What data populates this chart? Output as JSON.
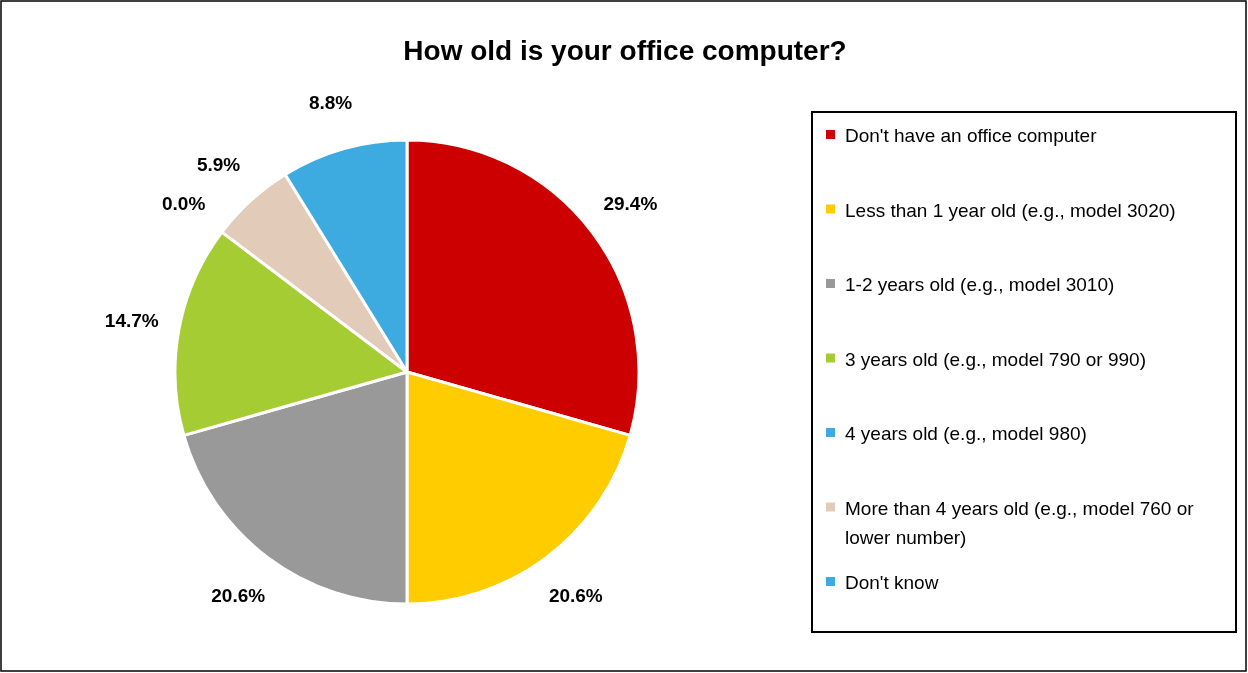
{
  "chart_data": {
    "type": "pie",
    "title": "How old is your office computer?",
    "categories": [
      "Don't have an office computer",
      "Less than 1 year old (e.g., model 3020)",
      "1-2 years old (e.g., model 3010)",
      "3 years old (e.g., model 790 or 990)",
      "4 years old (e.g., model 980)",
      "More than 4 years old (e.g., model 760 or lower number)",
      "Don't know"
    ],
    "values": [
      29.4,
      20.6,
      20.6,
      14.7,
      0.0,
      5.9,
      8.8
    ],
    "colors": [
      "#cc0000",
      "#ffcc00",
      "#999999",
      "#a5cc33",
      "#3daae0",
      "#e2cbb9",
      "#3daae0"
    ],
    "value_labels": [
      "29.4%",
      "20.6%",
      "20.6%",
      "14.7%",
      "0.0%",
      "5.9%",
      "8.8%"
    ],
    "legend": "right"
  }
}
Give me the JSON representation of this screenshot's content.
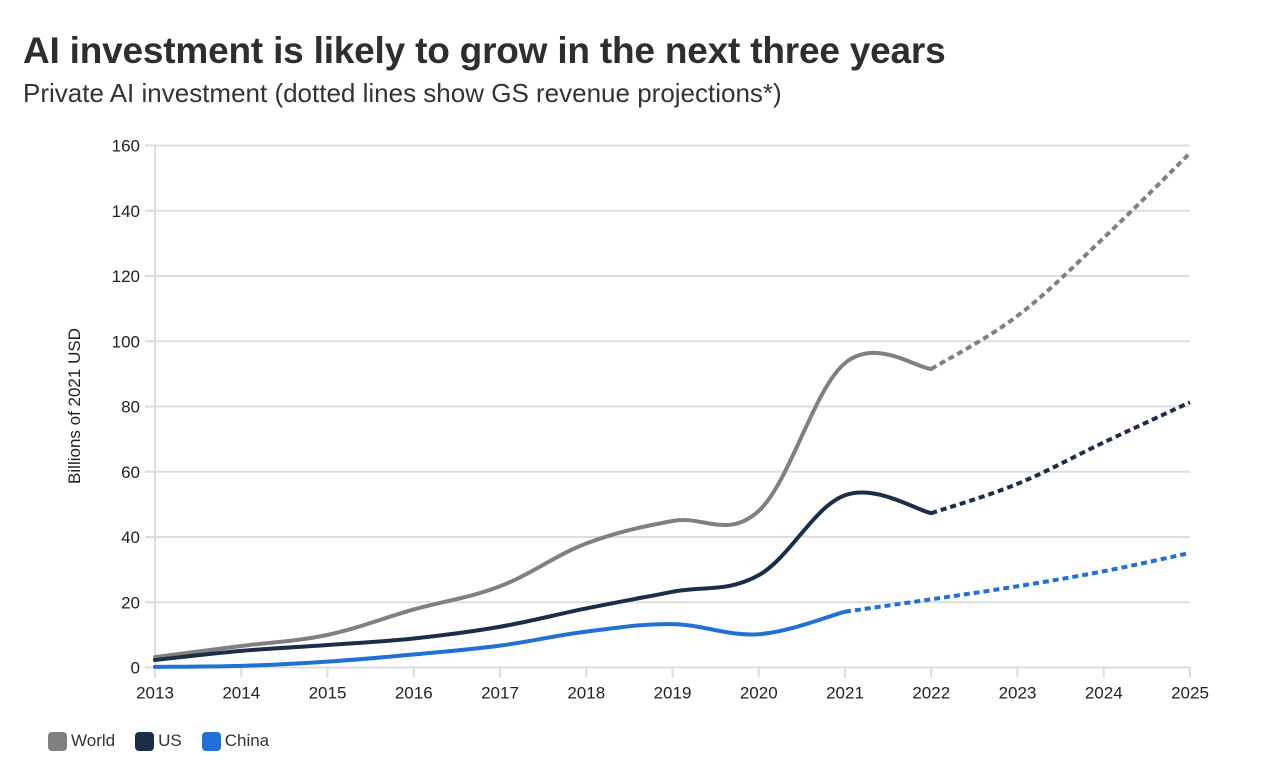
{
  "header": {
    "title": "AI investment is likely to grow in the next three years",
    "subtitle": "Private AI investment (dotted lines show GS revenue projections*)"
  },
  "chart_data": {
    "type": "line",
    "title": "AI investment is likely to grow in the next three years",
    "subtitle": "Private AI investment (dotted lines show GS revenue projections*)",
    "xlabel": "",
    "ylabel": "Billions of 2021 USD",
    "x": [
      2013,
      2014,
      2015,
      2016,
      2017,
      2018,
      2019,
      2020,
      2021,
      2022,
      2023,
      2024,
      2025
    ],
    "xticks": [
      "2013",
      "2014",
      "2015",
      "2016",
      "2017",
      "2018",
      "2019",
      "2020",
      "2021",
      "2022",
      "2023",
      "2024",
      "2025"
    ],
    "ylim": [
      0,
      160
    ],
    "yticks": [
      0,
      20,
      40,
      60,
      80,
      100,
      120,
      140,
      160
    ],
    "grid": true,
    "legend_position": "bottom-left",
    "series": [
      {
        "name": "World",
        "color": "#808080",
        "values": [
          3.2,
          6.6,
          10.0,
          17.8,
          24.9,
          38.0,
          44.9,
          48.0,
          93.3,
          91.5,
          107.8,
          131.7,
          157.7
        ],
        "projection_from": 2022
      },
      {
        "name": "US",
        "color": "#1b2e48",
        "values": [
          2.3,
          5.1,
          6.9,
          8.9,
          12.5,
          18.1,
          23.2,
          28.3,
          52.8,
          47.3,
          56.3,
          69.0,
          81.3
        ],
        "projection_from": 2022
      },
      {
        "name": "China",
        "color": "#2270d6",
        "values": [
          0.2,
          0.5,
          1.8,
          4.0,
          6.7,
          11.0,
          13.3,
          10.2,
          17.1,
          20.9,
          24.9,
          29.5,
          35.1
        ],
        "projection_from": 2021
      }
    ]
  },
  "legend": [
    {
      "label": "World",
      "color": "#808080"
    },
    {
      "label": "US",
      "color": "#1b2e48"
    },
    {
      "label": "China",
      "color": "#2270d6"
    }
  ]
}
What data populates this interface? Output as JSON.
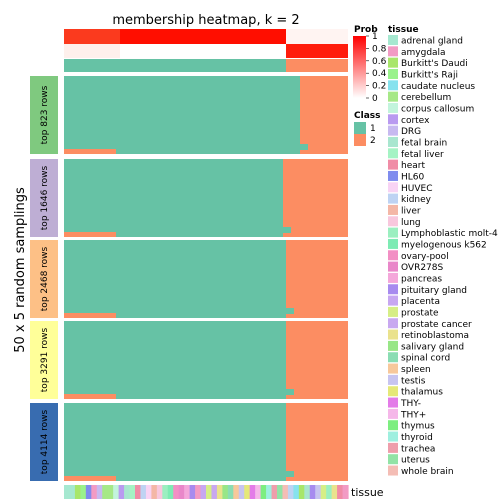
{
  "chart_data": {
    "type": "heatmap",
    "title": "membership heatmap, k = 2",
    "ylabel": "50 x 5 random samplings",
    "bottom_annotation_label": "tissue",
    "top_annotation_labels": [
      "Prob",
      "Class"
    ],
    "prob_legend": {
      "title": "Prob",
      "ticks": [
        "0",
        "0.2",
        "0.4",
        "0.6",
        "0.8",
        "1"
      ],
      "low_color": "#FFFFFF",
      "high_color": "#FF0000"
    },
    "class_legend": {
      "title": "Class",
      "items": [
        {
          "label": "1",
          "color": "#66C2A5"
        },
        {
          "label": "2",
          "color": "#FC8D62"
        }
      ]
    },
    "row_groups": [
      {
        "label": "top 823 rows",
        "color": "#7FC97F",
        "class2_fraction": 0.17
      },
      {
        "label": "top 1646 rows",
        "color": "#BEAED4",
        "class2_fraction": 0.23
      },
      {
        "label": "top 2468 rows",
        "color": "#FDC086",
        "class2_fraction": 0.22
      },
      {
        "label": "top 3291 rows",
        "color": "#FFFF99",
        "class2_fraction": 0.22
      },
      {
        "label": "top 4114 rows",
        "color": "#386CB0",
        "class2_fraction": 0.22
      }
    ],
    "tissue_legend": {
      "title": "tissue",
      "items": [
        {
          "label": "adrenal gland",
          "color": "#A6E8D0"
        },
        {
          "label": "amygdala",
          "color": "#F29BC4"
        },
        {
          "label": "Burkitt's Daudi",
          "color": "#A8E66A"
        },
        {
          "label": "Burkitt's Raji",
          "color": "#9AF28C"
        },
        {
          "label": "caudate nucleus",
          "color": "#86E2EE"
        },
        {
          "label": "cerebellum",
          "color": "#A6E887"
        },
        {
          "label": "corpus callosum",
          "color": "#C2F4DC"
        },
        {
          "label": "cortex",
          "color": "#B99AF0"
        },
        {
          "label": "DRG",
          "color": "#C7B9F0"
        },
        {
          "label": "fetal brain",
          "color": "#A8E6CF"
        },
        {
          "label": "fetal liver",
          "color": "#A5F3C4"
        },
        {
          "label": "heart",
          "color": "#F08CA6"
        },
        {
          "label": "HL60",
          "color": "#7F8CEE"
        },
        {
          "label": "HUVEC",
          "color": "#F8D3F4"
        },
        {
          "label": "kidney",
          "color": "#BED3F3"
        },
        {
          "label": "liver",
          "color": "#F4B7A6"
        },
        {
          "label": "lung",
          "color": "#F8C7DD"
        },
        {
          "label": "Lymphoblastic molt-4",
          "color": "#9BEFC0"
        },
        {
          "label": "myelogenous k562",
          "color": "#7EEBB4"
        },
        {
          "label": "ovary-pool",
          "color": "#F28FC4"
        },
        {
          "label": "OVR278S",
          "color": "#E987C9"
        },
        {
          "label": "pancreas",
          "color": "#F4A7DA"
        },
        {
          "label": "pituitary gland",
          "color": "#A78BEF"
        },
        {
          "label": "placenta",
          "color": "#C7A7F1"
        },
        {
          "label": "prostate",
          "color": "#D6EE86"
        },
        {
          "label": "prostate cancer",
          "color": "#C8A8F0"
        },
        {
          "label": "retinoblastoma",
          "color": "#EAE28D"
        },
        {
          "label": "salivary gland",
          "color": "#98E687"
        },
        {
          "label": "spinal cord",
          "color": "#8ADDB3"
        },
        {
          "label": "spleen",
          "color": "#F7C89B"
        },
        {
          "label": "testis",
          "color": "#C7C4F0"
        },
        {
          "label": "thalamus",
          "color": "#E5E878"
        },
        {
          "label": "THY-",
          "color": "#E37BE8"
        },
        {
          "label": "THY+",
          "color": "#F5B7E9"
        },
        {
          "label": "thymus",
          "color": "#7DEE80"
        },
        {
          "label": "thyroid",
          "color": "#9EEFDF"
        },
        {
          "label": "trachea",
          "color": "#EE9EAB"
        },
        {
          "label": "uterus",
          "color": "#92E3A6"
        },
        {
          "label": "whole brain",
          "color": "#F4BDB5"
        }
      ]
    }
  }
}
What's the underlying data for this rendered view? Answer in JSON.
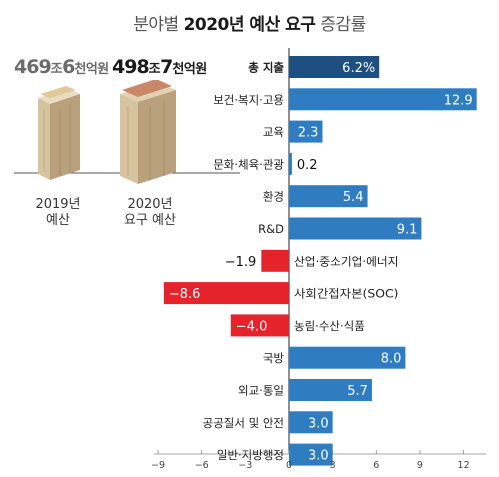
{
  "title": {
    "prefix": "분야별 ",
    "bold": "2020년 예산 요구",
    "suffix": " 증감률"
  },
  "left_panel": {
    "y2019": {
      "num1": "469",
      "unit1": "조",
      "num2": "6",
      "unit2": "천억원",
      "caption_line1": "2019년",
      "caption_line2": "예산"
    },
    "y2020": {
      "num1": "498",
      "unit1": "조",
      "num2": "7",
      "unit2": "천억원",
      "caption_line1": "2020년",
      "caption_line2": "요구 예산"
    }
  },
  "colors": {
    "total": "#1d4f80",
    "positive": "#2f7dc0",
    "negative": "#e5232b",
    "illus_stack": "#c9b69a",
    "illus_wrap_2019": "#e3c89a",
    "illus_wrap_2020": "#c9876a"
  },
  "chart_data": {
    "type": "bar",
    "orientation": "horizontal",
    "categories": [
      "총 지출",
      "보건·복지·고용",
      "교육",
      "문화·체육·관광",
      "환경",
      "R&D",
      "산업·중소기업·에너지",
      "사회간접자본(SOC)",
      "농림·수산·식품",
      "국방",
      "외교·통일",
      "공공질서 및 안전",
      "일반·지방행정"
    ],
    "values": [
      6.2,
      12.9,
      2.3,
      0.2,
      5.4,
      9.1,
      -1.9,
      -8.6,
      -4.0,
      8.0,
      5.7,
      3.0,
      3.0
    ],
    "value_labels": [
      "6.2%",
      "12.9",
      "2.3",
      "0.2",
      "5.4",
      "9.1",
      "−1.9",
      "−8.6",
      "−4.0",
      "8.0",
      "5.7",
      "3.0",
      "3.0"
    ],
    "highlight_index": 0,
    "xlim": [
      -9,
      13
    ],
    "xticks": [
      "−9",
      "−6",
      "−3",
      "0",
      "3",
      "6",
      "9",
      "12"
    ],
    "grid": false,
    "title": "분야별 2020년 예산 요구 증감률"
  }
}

────────────────────

Copy out every line in the listing where the word "revenue" appears.

## Finished exercise:
    "subtitle": "Private AI investment (dotted lines show GS revenue projections*)"
    "subtitle": "Private AI investment (dotted lines show GS revenue projections*)",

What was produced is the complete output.